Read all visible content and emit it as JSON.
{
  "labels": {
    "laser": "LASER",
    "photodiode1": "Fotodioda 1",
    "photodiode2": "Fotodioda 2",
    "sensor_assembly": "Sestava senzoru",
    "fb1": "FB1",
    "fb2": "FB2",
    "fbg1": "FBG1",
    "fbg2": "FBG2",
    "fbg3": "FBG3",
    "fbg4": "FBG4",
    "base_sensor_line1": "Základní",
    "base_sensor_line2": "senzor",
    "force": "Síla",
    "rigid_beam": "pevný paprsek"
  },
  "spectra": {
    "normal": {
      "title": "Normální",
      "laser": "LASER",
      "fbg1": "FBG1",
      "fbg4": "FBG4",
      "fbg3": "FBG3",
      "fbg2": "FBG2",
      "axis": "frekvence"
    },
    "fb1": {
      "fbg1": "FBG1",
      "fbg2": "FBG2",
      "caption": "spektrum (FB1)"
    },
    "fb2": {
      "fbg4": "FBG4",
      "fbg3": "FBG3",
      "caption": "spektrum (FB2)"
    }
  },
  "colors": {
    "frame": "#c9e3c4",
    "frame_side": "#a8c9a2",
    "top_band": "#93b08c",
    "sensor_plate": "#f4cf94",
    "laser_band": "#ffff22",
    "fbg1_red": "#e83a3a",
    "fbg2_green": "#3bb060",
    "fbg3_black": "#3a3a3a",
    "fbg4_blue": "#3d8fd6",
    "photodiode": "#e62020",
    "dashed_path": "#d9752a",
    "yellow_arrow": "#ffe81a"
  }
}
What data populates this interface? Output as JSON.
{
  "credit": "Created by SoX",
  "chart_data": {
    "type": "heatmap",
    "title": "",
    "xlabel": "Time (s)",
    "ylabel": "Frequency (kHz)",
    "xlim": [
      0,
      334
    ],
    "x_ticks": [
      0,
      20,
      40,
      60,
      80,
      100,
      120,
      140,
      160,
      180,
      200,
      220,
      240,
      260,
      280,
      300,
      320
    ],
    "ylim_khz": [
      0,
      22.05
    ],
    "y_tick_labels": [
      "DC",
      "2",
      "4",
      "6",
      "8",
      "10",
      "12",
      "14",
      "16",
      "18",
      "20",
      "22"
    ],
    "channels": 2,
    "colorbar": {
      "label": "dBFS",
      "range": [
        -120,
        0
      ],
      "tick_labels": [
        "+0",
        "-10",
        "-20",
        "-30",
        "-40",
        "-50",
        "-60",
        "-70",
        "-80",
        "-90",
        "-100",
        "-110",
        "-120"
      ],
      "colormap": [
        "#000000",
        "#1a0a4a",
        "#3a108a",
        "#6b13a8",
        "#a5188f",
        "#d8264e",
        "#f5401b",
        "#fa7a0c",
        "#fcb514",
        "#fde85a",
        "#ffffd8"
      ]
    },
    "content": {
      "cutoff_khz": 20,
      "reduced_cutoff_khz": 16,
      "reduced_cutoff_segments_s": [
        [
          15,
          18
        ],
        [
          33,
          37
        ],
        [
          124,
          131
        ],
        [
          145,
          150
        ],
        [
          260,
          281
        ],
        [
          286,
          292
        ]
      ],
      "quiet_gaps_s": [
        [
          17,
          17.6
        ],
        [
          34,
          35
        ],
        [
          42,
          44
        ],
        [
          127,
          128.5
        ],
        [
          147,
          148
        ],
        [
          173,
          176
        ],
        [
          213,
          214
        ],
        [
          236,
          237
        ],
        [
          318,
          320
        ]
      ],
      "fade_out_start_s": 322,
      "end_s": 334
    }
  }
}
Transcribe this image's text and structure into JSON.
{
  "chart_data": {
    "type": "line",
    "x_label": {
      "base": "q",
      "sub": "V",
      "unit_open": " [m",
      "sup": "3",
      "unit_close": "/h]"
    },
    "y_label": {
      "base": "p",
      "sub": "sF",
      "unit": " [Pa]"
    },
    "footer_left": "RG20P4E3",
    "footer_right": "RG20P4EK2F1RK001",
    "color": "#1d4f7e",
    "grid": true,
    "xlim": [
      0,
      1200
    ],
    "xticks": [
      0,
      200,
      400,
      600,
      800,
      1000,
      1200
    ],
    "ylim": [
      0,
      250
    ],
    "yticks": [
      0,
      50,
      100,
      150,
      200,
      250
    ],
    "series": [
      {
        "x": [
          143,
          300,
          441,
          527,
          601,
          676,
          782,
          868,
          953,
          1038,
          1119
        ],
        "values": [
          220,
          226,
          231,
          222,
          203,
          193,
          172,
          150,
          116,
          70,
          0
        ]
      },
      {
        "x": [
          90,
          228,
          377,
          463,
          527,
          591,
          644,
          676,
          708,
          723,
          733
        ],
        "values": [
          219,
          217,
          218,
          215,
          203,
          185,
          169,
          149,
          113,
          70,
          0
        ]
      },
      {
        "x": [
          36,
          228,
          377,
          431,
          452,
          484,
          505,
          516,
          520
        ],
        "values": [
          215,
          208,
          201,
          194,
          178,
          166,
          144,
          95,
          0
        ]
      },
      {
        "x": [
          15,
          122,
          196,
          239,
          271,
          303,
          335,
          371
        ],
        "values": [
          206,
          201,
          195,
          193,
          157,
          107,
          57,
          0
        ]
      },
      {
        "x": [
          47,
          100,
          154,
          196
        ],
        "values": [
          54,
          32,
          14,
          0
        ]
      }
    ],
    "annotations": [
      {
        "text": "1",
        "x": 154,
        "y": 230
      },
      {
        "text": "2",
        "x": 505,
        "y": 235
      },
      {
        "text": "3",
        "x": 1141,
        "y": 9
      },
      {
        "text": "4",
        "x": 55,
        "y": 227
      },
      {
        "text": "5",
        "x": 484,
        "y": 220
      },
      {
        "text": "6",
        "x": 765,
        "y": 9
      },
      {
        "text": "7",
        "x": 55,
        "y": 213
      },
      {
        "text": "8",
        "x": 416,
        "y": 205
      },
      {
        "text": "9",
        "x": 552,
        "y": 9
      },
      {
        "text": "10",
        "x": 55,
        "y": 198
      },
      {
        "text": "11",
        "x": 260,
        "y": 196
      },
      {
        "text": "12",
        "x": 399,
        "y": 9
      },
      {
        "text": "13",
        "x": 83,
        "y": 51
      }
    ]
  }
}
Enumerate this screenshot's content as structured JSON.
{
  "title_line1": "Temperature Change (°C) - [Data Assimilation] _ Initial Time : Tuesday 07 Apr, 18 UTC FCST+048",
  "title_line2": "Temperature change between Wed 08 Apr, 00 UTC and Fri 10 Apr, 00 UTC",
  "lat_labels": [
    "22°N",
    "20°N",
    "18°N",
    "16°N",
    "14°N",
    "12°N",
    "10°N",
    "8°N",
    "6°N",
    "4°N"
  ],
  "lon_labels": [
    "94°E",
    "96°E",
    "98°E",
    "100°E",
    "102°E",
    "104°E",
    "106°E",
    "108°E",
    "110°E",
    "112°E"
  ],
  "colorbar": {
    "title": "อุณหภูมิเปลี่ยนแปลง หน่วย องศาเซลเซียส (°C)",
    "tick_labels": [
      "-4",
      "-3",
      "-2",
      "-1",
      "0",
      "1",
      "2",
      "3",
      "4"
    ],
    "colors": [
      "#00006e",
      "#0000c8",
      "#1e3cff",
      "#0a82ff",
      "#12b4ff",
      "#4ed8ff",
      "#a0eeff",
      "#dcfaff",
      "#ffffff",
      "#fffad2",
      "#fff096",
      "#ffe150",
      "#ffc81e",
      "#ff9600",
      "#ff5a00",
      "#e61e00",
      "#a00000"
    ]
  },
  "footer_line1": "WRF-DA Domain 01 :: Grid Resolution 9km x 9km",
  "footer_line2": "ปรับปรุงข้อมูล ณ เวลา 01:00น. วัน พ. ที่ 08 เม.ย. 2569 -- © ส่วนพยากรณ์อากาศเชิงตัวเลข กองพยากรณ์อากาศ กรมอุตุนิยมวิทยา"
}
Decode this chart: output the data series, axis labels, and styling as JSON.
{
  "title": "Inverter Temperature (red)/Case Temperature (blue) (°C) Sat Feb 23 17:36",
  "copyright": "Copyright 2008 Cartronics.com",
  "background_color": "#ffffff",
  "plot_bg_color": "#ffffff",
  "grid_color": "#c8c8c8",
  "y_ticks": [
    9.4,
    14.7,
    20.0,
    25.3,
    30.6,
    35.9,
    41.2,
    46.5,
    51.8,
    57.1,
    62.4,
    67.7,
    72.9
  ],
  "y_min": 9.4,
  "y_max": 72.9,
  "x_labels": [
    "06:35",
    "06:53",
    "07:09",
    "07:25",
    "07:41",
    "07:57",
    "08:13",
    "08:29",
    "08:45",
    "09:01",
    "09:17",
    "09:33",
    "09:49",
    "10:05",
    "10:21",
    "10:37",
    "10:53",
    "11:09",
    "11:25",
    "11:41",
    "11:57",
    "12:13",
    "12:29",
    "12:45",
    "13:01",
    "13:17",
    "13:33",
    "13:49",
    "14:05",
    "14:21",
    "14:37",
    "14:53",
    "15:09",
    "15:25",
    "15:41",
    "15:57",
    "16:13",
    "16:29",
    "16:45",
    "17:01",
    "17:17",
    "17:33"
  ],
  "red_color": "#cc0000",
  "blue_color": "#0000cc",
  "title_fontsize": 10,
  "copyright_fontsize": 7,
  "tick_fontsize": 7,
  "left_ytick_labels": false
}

Task goal: Each line that contains the string "caption" counts once; say how many there are and nothing else.

Output for this task: 2